#### [Work to complete]
Retype the records below word for word and omit any image.
■ ■ ■ ■ ■ ■ ■
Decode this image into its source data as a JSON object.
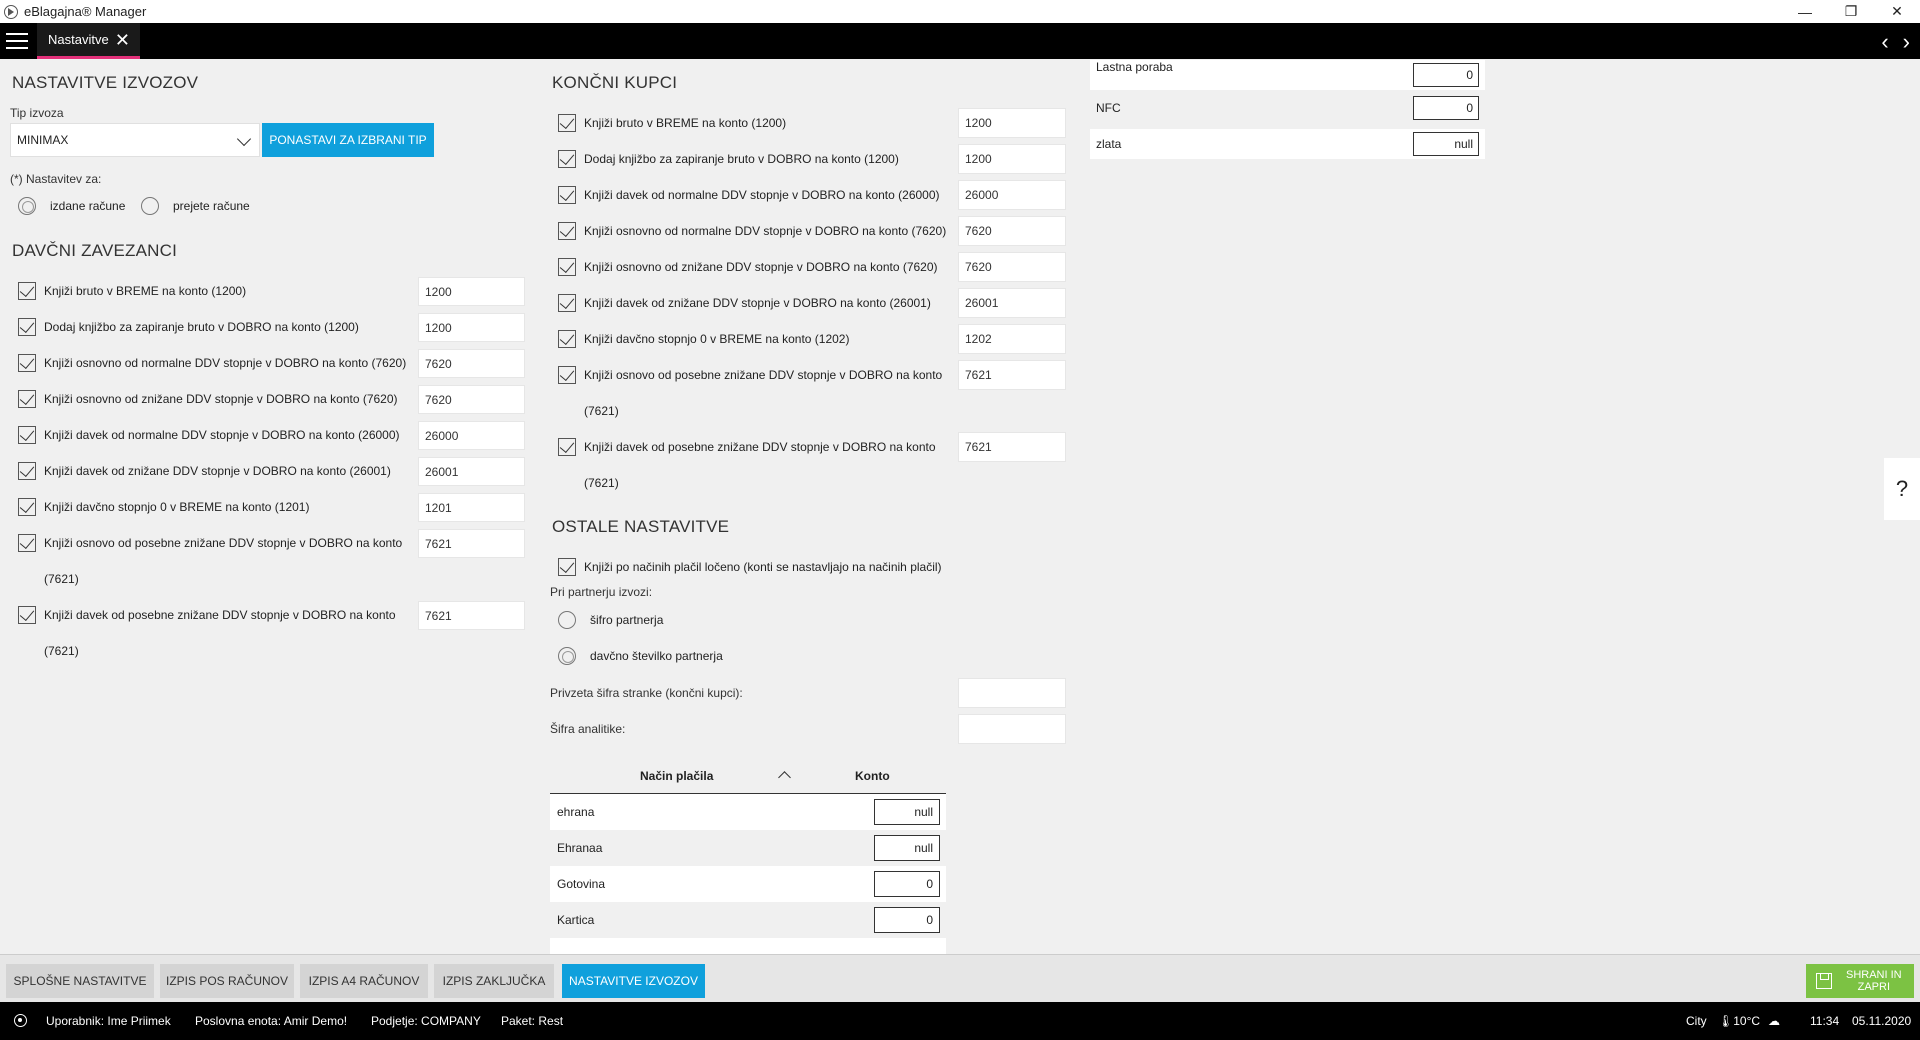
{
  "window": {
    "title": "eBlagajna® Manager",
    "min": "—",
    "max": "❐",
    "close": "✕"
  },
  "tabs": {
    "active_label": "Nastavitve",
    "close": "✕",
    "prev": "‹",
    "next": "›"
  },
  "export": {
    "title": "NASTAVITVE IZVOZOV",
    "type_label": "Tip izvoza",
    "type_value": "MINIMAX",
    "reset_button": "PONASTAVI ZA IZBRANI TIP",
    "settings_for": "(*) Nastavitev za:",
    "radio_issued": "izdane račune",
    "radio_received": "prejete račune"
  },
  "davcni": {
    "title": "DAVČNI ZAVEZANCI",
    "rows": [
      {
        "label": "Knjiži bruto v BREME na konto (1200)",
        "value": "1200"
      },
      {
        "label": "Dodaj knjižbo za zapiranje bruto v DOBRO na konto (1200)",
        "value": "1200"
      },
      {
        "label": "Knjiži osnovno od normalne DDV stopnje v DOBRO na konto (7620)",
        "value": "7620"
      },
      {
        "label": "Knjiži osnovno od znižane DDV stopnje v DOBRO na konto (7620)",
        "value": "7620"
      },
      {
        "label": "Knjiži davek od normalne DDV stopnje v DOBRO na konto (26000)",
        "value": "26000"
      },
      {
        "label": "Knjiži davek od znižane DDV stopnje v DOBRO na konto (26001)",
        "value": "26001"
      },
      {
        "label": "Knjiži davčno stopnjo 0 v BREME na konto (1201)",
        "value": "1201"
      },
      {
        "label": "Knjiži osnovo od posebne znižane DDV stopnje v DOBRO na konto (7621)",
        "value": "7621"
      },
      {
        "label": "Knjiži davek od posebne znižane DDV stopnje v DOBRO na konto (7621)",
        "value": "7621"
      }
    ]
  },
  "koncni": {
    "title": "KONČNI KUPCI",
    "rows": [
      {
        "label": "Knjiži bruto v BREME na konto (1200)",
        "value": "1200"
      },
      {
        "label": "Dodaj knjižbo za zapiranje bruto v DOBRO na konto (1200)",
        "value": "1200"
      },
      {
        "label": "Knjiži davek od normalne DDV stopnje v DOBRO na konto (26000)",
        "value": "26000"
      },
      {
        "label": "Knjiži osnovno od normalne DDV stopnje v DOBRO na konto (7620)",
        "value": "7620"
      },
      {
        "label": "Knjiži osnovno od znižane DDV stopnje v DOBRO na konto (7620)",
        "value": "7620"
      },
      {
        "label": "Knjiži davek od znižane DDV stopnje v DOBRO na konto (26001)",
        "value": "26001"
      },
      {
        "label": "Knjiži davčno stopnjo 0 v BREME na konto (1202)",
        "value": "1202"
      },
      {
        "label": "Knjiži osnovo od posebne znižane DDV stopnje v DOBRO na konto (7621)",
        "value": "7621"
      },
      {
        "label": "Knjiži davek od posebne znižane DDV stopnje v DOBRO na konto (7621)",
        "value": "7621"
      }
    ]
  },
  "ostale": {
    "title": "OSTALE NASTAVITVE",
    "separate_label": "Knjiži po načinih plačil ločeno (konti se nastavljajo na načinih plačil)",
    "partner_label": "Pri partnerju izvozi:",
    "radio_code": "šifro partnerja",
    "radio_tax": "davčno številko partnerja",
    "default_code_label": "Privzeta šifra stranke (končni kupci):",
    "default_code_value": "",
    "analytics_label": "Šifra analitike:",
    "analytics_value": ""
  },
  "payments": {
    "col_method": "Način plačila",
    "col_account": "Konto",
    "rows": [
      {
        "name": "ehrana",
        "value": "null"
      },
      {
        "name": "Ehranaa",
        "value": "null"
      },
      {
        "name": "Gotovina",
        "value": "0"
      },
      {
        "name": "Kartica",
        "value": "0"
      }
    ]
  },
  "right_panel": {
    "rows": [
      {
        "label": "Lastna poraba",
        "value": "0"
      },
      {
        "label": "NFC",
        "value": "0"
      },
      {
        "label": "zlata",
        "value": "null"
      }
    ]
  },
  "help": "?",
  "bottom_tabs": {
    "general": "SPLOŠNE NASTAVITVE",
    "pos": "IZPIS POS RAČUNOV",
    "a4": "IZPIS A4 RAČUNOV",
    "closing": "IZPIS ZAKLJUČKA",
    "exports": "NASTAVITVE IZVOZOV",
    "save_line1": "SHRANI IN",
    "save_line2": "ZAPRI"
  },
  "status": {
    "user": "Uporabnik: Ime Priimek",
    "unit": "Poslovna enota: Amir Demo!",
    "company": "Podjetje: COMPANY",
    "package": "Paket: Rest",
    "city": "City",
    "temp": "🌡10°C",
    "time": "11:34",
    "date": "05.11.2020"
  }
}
■ ■ ■ ■ ■ ■ ■
#### [Response for this exercise]
Decode this image into its source data as a JSON object.
{
  "window": {
    "title": "eBlagajna® Manager",
    "min": "—",
    "max": "❐",
    "close": "✕"
  },
  "tabs": {
    "active_label": "Nastavitve",
    "close": "✕",
    "prev": "‹",
    "next": "›"
  },
  "export": {
    "title": "NASTAVITVE IZVOZOV",
    "type_label": "Tip izvoza",
    "type_value": "MINIMAX",
    "reset_button": "PONASTAVI ZA IZBRANI TIP",
    "settings_for": "(*) Nastavitev za:",
    "radio_issued": "izdane račune",
    "radio_received": "prejete račune"
  },
  "davcni": {
    "title": "DAVČNI ZAVEZANCI",
    "rows": [
      {
        "label": "Knjiži bruto v BREME na konto (1200)",
        "value": "1200"
      },
      {
        "label": "Dodaj knjižbo za zapiranje bruto v DOBRO na konto (1200)",
        "value": "1200"
      },
      {
        "label": "Knjiži osnovno od normalne DDV stopnje v DOBRO na konto (7620)",
        "value": "7620"
      },
      {
        "label": "Knjiži osnovno od znižane DDV stopnje v DOBRO na konto (7620)",
        "value": "7620"
      },
      {
        "label": "Knjiži davek od normalne DDV stopnje v DOBRO na konto (26000)",
        "value": "26000"
      },
      {
        "label": "Knjiži davek od znižane DDV stopnje v DOBRO na konto (26001)",
        "value": "26001"
      },
      {
        "label": "Knjiži davčno stopnjo 0 v BREME na konto (1201)",
        "value": "1201"
      },
      {
        "label": "Knjiži osnovo od posebne znižane DDV stopnje v DOBRO na konto (7621)",
        "value": "7621"
      },
      {
        "label": "Knjiži davek od posebne znižane DDV stopnje v DOBRO na konto (7621)",
        "value": "7621"
      }
    ]
  },
  "koncni": {
    "title": "KONČNI KUPCI",
    "rows": [
      {
        "label": "Knjiži bruto v BREME na konto (1200)",
        "value": "1200"
      },
      {
        "label": "Dodaj knjižbo za zapiranje bruto v DOBRO na konto (1200)",
        "value": "1200"
      },
      {
        "label": "Knjiži davek od normalne DDV stopnje v DOBRO na konto (26000)",
        "value": "26000"
      },
      {
        "label": "Knjiži osnovno od normalne DDV stopnje v DOBRO na konto (7620)",
        "value": "7620"
      },
      {
        "label": "Knjiži osnovno od znižane DDV stopnje v DOBRO na konto (7620)",
        "value": "7620"
      },
      {
        "label": "Knjiži davek od znižane DDV stopnje v DOBRO na konto (26001)",
        "value": "26001"
      },
      {
        "label": "Knjiži davčno stopnjo 0 v BREME na konto (1202)",
        "value": "1202"
      },
      {
        "label": "Knjiži osnovo od posebne znižane DDV stopnje v DOBRO na konto (7621)",
        "value": "7621"
      },
      {
        "label": "Knjiži davek od posebne znižane DDV stopnje v DOBRO na konto (7621)",
        "value": "7621"
      }
    ]
  },
  "ostale": {
    "title": "OSTALE NASTAVITVE",
    "separate_label": "Knjiži po načinih plačil ločeno (konti se nastavljajo na načinih plačil)",
    "partner_label": "Pri partnerju izvozi:",
    "radio_code": "šifro partnerja",
    "radio_tax": "davčno številko partnerja",
    "default_code_label": "Privzeta šifra stranke (končni kupci):",
    "default_code_value": "",
    "analytics_label": "Šifra analitike:",
    "analytics_value": ""
  },
  "payments": {
    "col_method": "Način plačila",
    "col_account": "Konto",
    "rows": [
      {
        "name": "ehrana",
        "value": "null"
      },
      {
        "name": "Ehranaa",
        "value": "null"
      },
      {
        "name": "Gotovina",
        "value": "0"
      },
      {
        "name": "Kartica",
        "value": "0"
      }
    ]
  },
  "right_panel": {
    "rows": [
      {
        "label": "Lastna poraba",
        "value": "0"
      },
      {
        "label": "NFC",
        "value": "0"
      },
      {
        "label": "zlata",
        "value": "null"
      }
    ]
  },
  "help": "?",
  "bottom_tabs": {
    "general": "SPLOŠNE NASTAVITVE",
    "pos": "IZPIS POS RAČUNOV",
    "a4": "IZPIS A4 RAČUNOV",
    "closing": "IZPIS ZAKLJUČKA",
    "exports": "NASTAVITVE IZVOZOV",
    "save_line1": "SHRANI IN",
    "save_line2": "ZAPRI"
  },
  "status": {
    "user": "Uporabnik: Ime Priimek",
    "unit": "Poslovna enota: Amir Demo!",
    "company": "Podjetje: COMPANY",
    "package": "Paket: Rest",
    "city": "City",
    "temp": "🌡10°C",
    "time": "11:34",
    "date": "05.11.2020"
  }
}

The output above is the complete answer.